_Requirements_: Find the line containing "Parse this screenshot: output". Retype it and every line after it through the end of the entries, exactly as written, with nothing added.

_Data provided_:
##############################
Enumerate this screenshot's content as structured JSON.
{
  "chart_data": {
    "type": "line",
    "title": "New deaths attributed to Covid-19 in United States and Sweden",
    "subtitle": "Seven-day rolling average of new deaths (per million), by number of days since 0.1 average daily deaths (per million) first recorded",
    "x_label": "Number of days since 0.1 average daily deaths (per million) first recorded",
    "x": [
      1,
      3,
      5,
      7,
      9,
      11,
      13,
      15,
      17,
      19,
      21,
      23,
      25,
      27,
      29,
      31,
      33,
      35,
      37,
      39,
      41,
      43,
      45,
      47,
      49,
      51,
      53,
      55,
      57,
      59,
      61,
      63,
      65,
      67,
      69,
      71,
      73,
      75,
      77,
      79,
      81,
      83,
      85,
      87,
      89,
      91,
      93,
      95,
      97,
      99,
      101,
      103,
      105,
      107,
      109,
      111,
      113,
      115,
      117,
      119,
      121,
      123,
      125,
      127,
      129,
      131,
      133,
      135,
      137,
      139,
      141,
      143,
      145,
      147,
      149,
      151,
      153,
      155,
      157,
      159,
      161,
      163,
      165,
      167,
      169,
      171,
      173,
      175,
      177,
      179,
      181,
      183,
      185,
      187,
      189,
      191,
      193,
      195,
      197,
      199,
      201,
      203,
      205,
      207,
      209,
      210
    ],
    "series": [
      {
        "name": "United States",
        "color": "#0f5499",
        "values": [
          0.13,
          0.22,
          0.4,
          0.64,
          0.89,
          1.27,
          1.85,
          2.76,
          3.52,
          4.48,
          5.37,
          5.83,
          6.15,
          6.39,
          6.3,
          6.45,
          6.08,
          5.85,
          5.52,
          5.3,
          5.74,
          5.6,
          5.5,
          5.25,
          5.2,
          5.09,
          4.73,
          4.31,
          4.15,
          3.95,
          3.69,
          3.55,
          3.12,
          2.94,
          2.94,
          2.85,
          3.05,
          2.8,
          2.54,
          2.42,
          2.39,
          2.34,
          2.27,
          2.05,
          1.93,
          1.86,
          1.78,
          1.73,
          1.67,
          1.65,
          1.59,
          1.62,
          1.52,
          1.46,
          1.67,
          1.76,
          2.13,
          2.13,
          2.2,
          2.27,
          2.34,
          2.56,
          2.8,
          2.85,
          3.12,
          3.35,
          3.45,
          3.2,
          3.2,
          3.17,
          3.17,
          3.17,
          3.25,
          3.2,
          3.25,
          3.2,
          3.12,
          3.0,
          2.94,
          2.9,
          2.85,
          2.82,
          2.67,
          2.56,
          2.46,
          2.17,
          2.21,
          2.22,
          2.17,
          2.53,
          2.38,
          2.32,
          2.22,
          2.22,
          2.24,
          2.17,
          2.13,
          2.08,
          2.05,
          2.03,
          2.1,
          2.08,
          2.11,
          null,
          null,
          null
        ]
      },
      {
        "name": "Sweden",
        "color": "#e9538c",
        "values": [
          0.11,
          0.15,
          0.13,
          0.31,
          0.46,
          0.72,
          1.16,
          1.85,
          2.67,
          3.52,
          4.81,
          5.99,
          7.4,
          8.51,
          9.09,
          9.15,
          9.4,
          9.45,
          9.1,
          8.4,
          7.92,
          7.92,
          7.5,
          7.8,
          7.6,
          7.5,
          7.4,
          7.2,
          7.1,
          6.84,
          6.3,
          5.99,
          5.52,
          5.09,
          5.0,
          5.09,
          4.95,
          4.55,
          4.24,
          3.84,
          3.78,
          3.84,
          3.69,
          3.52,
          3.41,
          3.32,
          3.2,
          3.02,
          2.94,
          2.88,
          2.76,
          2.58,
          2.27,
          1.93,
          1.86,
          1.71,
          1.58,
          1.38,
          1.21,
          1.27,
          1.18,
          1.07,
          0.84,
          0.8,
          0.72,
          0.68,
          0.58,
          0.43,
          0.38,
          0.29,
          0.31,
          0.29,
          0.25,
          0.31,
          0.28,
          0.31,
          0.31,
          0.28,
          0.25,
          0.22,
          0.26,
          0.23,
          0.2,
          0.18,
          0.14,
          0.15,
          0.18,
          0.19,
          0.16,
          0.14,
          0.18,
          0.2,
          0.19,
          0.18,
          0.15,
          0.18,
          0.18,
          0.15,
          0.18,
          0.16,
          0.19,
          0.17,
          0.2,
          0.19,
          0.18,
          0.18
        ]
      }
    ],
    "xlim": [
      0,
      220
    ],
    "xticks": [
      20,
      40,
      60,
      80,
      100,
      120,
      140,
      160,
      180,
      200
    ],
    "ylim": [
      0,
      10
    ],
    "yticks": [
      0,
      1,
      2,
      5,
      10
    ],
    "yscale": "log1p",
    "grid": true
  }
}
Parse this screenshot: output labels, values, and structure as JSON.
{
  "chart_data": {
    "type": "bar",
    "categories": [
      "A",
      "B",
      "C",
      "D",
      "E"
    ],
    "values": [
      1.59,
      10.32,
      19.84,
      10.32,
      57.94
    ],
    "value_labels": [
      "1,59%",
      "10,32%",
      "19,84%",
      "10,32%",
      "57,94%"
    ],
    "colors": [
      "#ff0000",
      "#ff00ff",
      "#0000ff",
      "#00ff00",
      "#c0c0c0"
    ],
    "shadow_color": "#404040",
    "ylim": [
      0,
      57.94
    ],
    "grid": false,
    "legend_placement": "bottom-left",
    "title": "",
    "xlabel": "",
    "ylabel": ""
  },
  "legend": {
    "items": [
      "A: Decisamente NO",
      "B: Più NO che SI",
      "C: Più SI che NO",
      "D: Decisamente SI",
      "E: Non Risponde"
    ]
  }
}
##############################
_Answer below_:
Parse this screenshot: output labels, values, and structure as JSON.
{
  "chart_data": {
    "type": "bar",
    "categories": [
      "A",
      "B",
      "C",
      "D",
      "E"
    ],
    "values": [
      1.59,
      10.32,
      19.84,
      10.32,
      57.94
    ],
    "value_labels": [
      "1,59%",
      "10,32%",
      "19,84%",
      "10,32%",
      "57,94%"
    ],
    "colors": [
      "#ff0000",
      "#ff00ff",
      "#0000ff",
      "#00ff00",
      "#c0c0c0"
    ],
    "shadow_color": "#404040",
    "ylim": [
      0,
      57.94
    ],
    "grid": false,
    "legend_placement": "bottom-left",
    "title": "",
    "xlabel": "",
    "ylabel": ""
  },
  "legend": {
    "items": [
      "A: Decisamente NO",
      "B: Più NO che SI",
      "C: Più SI che NO",
      "D: Decisamente SI",
      "E: Non Risponde"
    ]
  }
}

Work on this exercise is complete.